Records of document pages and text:

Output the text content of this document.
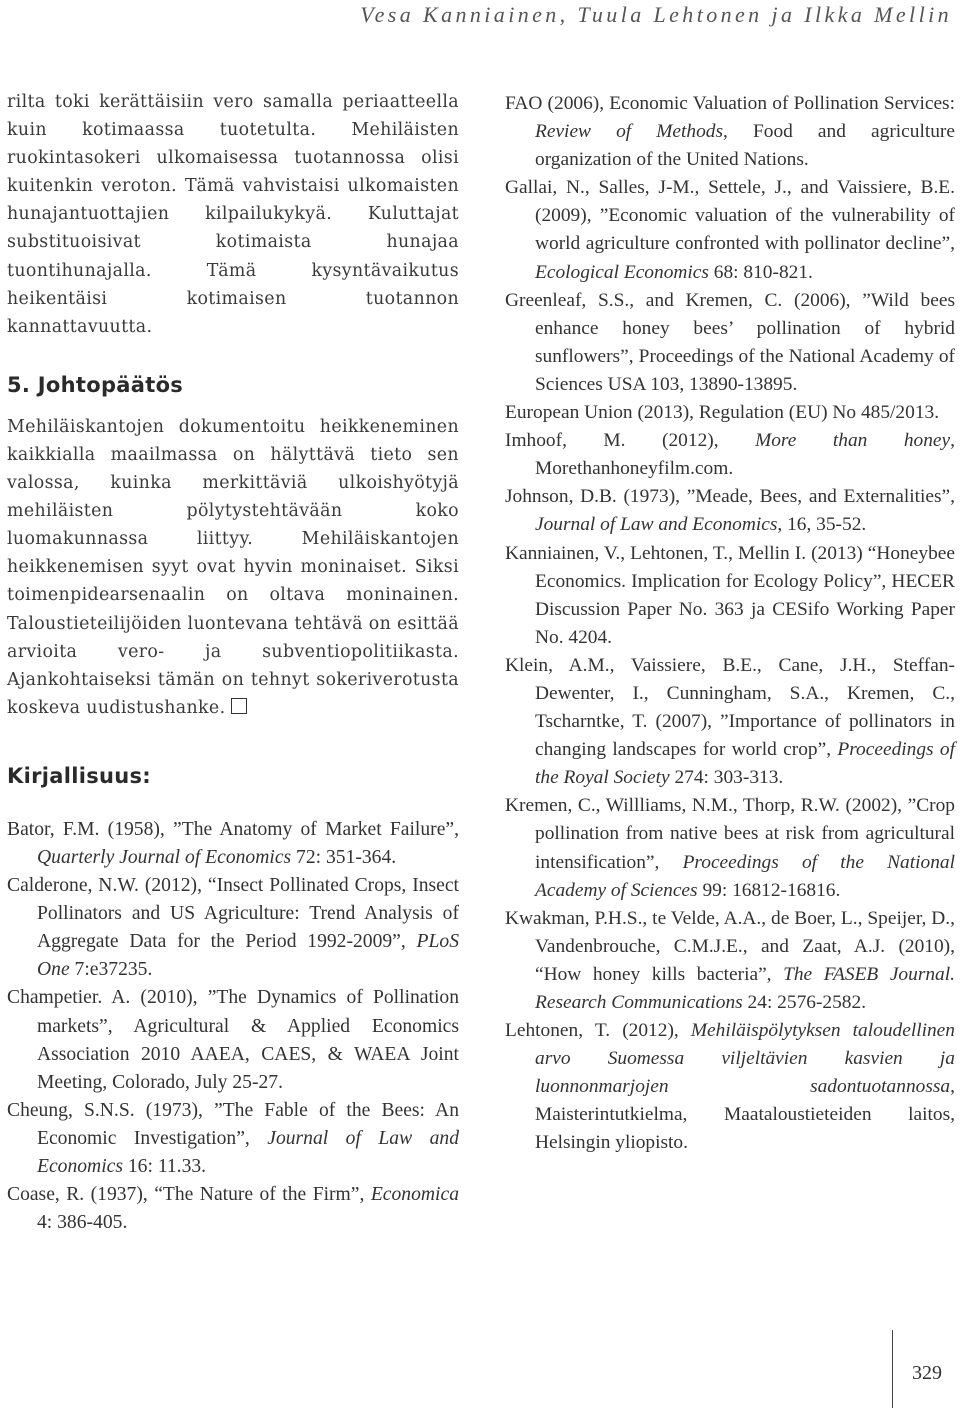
Vesa Kanniainen, Tuula Lehtonen ja Ilkka Mellin

rilta toki kerättäisiin vero samalla periaatteella kuin kotimaassa tuotetulta. Mehiläisten ruokintasokeri ulkomaisessa tuotannossa olisi kuitenkin veroton. Tämä vahvistaisi ulkomaisten hunajantuottajien kilpailukykyä. Kuluttajat substituoisivat kotimaista hunajaa tuontihunajalla. Tämä kysyntävaikutus heikentäisi kotimaisen tuotannon kannattavuutta.

5. Johtopäätös

Mehiläiskantojen dokumentoitu heikkeneminen kaikkialla maailmassa on hälyttävä tieto sen valossa, kuinka merkittäviä ulkoishyötyjä mehiläisten pölytystehtävään koko luomakunnassa liittyy. Mehiläiskantojen heikkenemisen syyt ovat hyvin moninaiset. Siksi toimenpidearsenaalin on oltava moninainen. Taloustieteilijöiden luontevana tehtävä on esittää arvioita vero- ja subventiopolitiikasta. Ajankohtaiseksi tämän on tehnyt sokeriverotusta koskeva uudistushanke.

Kirjallisuus:

Bator, F.M. (1958), ”The Anatomy of Market Failure”, Quarterly Journal of Economics 72: 351-364.

Calderone, N.W. (2012), “Insect Pollinated Crops, Insect Pollinators and US Agriculture: Trend Analysis of Aggregate Data for the Period 1992-2009”, PLoS One 7:e37235.

Champetier. A. (2010), ”The Dynamics of Pollination markets”, Agricultural & Applied Economics Association 2010 AAEA, CAES, & WAEA Joint Meeting, Colorado, July 25-27.

Cheung, S.N.S. (1973), ”The Fable of the Bees: An Economic Investigation”, Journal of Law and Economics 16: 11.33.

Coase, R. (1937), “The Nature of the Firm”, Economica 4: 386-405.

FAO (2006), Economic Valuation of Pollination Services: Review of Methods, Food and agriculture organization of the United Nations.

Gallai, N., Salles, J-M., Settele, J., and Vaissiere, B.E. (2009), ”Economic valuation of the vulnerability of world agriculture confronted with pollinator decline”, Ecological Economics 68: 810-821.

Greenleaf, S.S., and Kremen, C. (2006), ”Wild bees enhance honey bees’ pollination of hybrid sunflowers”, Proceedings of the National Academy of Sciences USA 103, 13890-13895.

European Union (2013), Regulation (EU) No 485/2013.

Imhoof, M. (2012), More than honey, Morethanhoneyfilm.com.

Johnson, D.B. (1973), ”Meade, Bees, and Externalities”, Journal of Law and Economics, 16, 35-52.

Kanniainen, V., Lehtonen, T., Mellin I. (2013) “Honeybee Economics. Implication for Ecology Policy”, HECER Discussion Paper No. 363 ja CESifo Working Paper No. 4204.

Klein, A.M., Vaissiere, B.E., Cane, J.H., Steffan-Dewenter, I., Cunningham, S.A., Kremen, C., Tscharntke, T. (2007), ”Importance of pollinators in changing landscapes for world crop”, Proceedings of the Royal Society 274: 303-313.

Kremen, C., Willliams, N.M., Thorp, R.W. (2002), ”Crop pollination from native bees at risk from agricultural intensification”, Proceedings of the National Academy of Sciences 99: 16812-16816.

Kwakman, P.H.S., te Velde, A.A., de Boer, L., Speijer, D., Vandenbrouche, C.M.J.E., and Zaat, A.J. (2010), “How honey kills bacteria”, The FASEB Journal. Research Communications 24: 2576-2582.

Lehtonen, T. (2012), Mehiläispölytyksen taloudellinen arvo Suomessa viljeltävien kasvien ja luonnonmarjojen sadontuotannossa, Maisterintutkielma, Maataloustieteiden laitos, Helsingin yliopisto.

329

| INSTRUCTIONS FOR THE TASK |
Copy every record exactly, but skip the pictures.

| RESPONSE |
Output the text content of this document.
Vesa Kanniainen, Tuula Lehtonen ja Ilkka Mellin

rilta toki kerättäisiin vero samalla periaatteella kuin kotimaassa tuotetulta. Mehiläisten ruokintasokeri ulkomaisessa tuotannossa olisi kuitenkin veroton. Tämä vahvistaisi ulkomaisten hunajantuottajien kilpailukykyä. Kuluttajat substituoisivat kotimaista hunajaa tuontihunajalla. Tämä kysyntävaikutus heikentäisi kotimaisen tuotannon kannattavuutta.

5. Johtopäätös

Mehiläiskantojen dokumentoitu heikkeneminen kaikkialla maailmassa on hälyttävä tieto sen valossa, kuinka merkittäviä ulkoishyötyjä mehiläisten pölytystehtävään koko luomakunnassa liittyy. Mehiläiskantojen heikkenemisen syyt ovat hyvin moninaiset. Siksi toimenpidearsenaalin on oltava moninainen. Taloustieteilijöiden luontevana tehtävä on esittää arvioita vero- ja subventiopolitiikasta. Ajankohtaiseksi tämän on tehnyt sokeriverotusta koskeva uudistushanke.

Kirjallisuus:

Bator, F.M. (1958), ”The Anatomy of Market Failure”, Quarterly Journal of Economics 72: 351-364.

Calderone, N.W. (2012), “Insect Pollinated Crops, Insect Pollinators and US Agriculture: Trend Analysis of Aggregate Data for the Period 1992-2009”, PLoS One 7:e37235.

Champetier. A. (2010), ”The Dynamics of Pollination markets”, Agricultural & Applied Economics Association 2010 AAEA, CAES, & WAEA Joint Meeting, Colorado, July 25-27.

Cheung, S.N.S. (1973), ”The Fable of the Bees: An Economic Investigation”, Journal of Law and Economics 16: 11.33.

Coase, R. (1937), “The Nature of the Firm”, Economica 4: 386-405.

FAO (2006), Economic Valuation of Pollination Services: Review of Methods, Food and agriculture organization of the United Nations.

Gallai, N., Salles, J-M., Settele, J., and Vaissiere, B.E. (2009), ”Economic valuation of the vulnerability of world agriculture confronted with pollinator decline”, Ecological Economics 68: 810-821.

Greenleaf, S.S., and Kremen, C. (2006), ”Wild bees enhance honey bees’ pollination of hybrid sunflowers”, Proceedings of the National Academy of Sciences USA 103, 13890-13895.

European Union (2013), Regulation (EU) No 485/2013.

Imhoof, M. (2012), More than honey, Morethanhoneyfilm.com.

Johnson, D.B. (1973), ”Meade, Bees, and Externalities”, Journal of Law and Economics, 16, 35-52.

Kanniainen, V., Lehtonen, T., Mellin I. (2013) “Honeybee Economics. Implication for Ecology Policy”, HECER Discussion Paper No. 363 ja CESifo Working Paper No. 4204.

Klein, A.M., Vaissiere, B.E., Cane, J.H., Steffan-Dewenter, I., Cunningham, S.A., Kremen, C., Tscharntke, T. (2007), ”Importance of pollinators in changing landscapes for world crop”, Proceedings of the Royal Society 274: 303-313.

Kremen, C., Willliams, N.M., Thorp, R.W. (2002), ”Crop pollination from native bees at risk from agricultural intensification”, Proceedings of the National Academy of Sciences 99: 16812-16816.

Kwakman, P.H.S., te Velde, A.A., de Boer, L., Speijer, D., Vandenbrouche, C.M.J.E., and Zaat, A.J. (2010), “How honey kills bacteria”, The FASEB Journal. Research Communications 24: 2576-2582.

Lehtonen, T. (2012), Mehiläispölytyksen taloudellinen arvo Suomessa viljeltävien kasvien ja luonnonmarjojen sadontuotannossa, Maisterintutkielma, Maataloustieteiden laitos, Helsingin yliopisto.

329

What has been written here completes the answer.